- **CONSIGNE DE LA TÂCHE**: Selon l'extrait sur les policiers, de quoi l'interpellation est-elle la conséquence logique ? Répondez en une phrase, s'il vous plaît.

- **EXTRAIT DU DOCUMENT**:
**********

Il le pouvoir de contrôler, de réprimer, d’user de la force sur ses concitoyens.

Il est armé.

Il est aux ordres du pouvoir politique, couvert par sa hiérarchie. Il est assermenté.

Pas sûr que le citoyen lambda jouisse de toutes ces prérogatives.

Ivres de ce pouvoir, certains policiers s’en accordent davantage. Frustrés par un cadre légal trop restrictif à leur goût, ceux-là insultent, intimident, violentent. Impunément.

« Lui, c’est la prochaine cible ».

Cette seconde réplique en dit long sur la volonté farouche de procéder à des interpellations.

L’interpellation est la conséquence logique de la constatation d’une infraction, d’un délit.

A Amiens, elle devient objectif. Avec au surplus un choix de la personne au préalable. Ne reste plus qu’aux policiers en tenue, aux agents des renseignement territoriaux, ou de la BAC, de pister le gibier, et de trouver le crime qui lui vaudra les foudres de la justice.

**********

- **Quelques enregistrements**:
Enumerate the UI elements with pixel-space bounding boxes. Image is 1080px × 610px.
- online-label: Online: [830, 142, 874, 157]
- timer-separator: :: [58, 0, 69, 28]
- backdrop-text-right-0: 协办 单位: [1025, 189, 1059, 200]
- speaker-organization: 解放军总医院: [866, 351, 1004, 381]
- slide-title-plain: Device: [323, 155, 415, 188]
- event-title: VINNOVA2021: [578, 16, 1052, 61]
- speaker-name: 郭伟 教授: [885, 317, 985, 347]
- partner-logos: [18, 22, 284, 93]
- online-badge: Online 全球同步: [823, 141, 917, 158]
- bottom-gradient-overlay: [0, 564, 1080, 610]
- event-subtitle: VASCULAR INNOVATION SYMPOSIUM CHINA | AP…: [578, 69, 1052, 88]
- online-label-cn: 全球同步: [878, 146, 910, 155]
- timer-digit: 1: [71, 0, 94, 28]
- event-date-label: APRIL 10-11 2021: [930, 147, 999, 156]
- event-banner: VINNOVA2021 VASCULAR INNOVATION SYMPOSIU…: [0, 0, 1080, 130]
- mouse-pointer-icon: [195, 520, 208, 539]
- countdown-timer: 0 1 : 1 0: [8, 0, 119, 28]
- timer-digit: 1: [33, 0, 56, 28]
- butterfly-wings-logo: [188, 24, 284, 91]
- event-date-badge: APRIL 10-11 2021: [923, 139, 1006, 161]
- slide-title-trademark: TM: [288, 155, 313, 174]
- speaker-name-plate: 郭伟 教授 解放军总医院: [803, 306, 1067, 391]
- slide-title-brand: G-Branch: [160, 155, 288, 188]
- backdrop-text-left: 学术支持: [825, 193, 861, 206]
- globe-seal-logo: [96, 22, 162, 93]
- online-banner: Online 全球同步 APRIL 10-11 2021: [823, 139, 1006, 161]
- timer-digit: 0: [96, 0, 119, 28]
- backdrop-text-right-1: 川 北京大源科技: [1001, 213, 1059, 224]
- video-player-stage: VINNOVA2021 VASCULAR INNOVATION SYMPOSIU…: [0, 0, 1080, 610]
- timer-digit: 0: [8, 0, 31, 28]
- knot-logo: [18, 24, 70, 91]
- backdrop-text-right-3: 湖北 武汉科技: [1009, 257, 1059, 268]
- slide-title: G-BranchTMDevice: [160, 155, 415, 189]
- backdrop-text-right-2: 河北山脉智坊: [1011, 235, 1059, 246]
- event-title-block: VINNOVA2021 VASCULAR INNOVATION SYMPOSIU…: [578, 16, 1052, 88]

**********

- **RÉPONSE CI-DESSOUS**: L'interpellation est la conséquence logique de la constatation d'une infraction, d'un délit.